Work required: Extract all lines in the data that contain the word "marker".

Raw records:
-----

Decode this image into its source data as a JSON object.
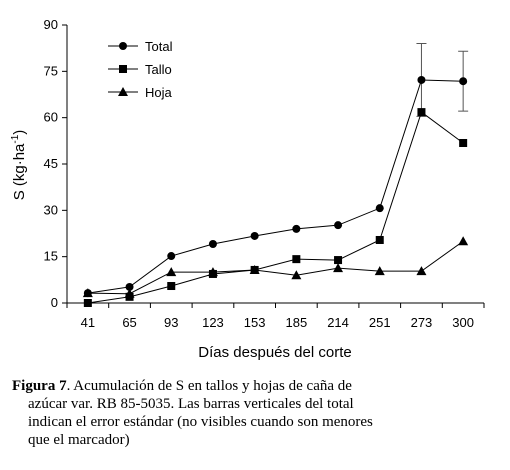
{
  "chart_data": {
    "type": "line",
    "y_label": [
      "S (kg·ha",
      "-1",
      ")"
    ],
    "x_label": "Días después del corte",
    "categories": [
      "41",
      "65",
      "93",
      "123",
      "153",
      "185",
      "214",
      "251",
      "273",
      "300"
    ],
    "ylim": [
      0,
      90
    ],
    "yticks": [
      0,
      15,
      30,
      45,
      60,
      75,
      90
    ],
    "legend": "top-left",
    "series": [
      {
        "name": "Total",
        "color": "#000000",
        "marker": "circle",
        "values": [
          3.2,
          5.2,
          15.2,
          19.1,
          21.7,
          24,
          25.2,
          30.7,
          72.2,
          71.8
        ],
        "errors": [
          null,
          null,
          null,
          null,
          null,
          null,
          null,
          null,
          11.8,
          9.7
        ]
      },
      {
        "name": "Tallo",
        "color": "#000000",
        "marker": "square",
        "values": [
          0,
          2,
          5.5,
          9.4,
          10.7,
          14.2,
          13.9,
          20.4,
          61.8,
          51.8
        ]
      },
      {
        "name": "Hoja",
        "color": "#000000",
        "marker": "triangle",
        "values": [
          3.2,
          3,
          10,
          10,
          10.7,
          9,
          11.3,
          10.3,
          10.3,
          20
        ]
      }
    ]
  },
  "caption": {
    "label": "Figura 7",
    "text": ". Acumulación de S en tallos y hojas de caña de azúcar var. RB 85-5035. Las barras verticales del total indican el error estándar (no visibles cuando son menores que el marcador)"
  }
}
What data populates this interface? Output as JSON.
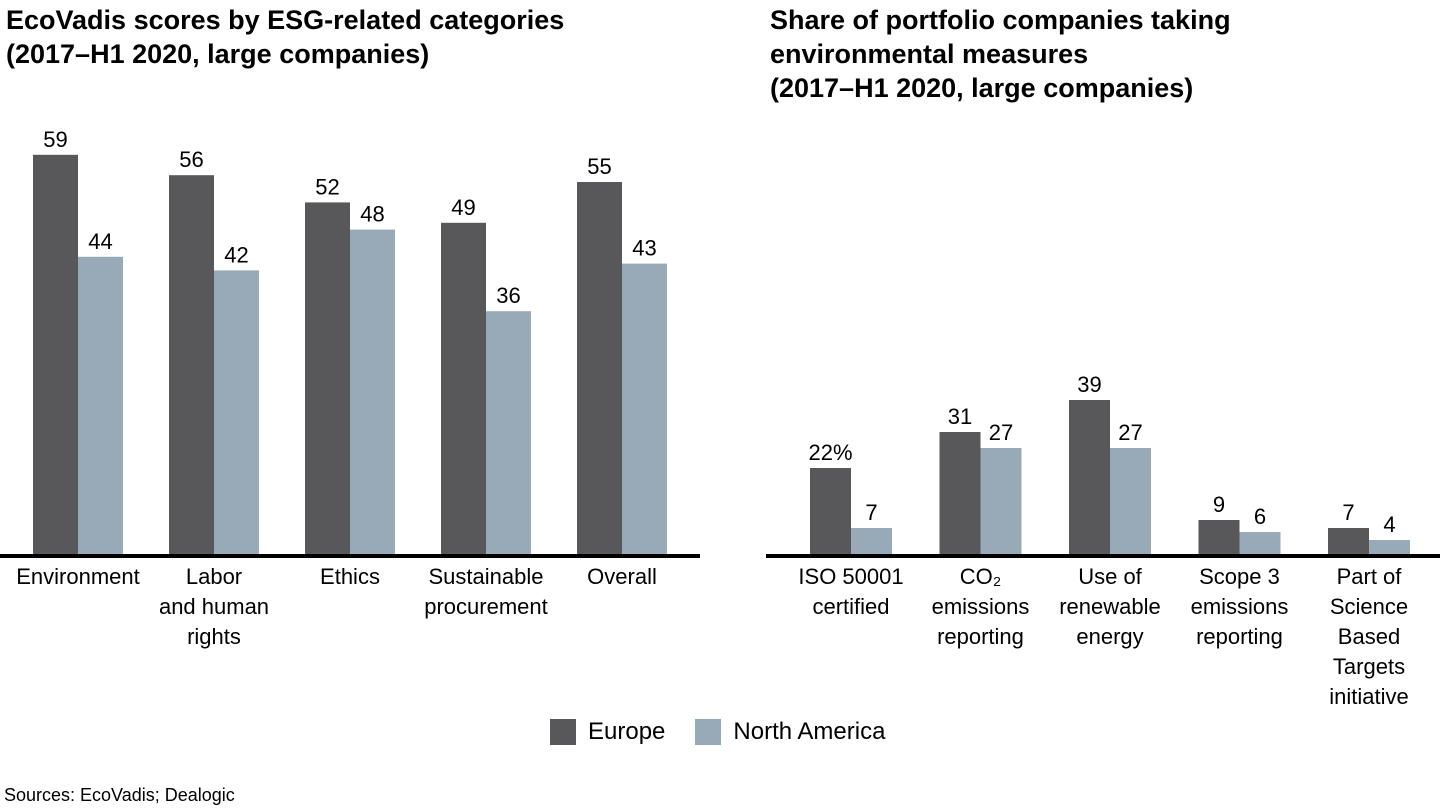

-----

Complete output:
        "marker": "circle",
        "marker": "square",
        "marker": "triangle",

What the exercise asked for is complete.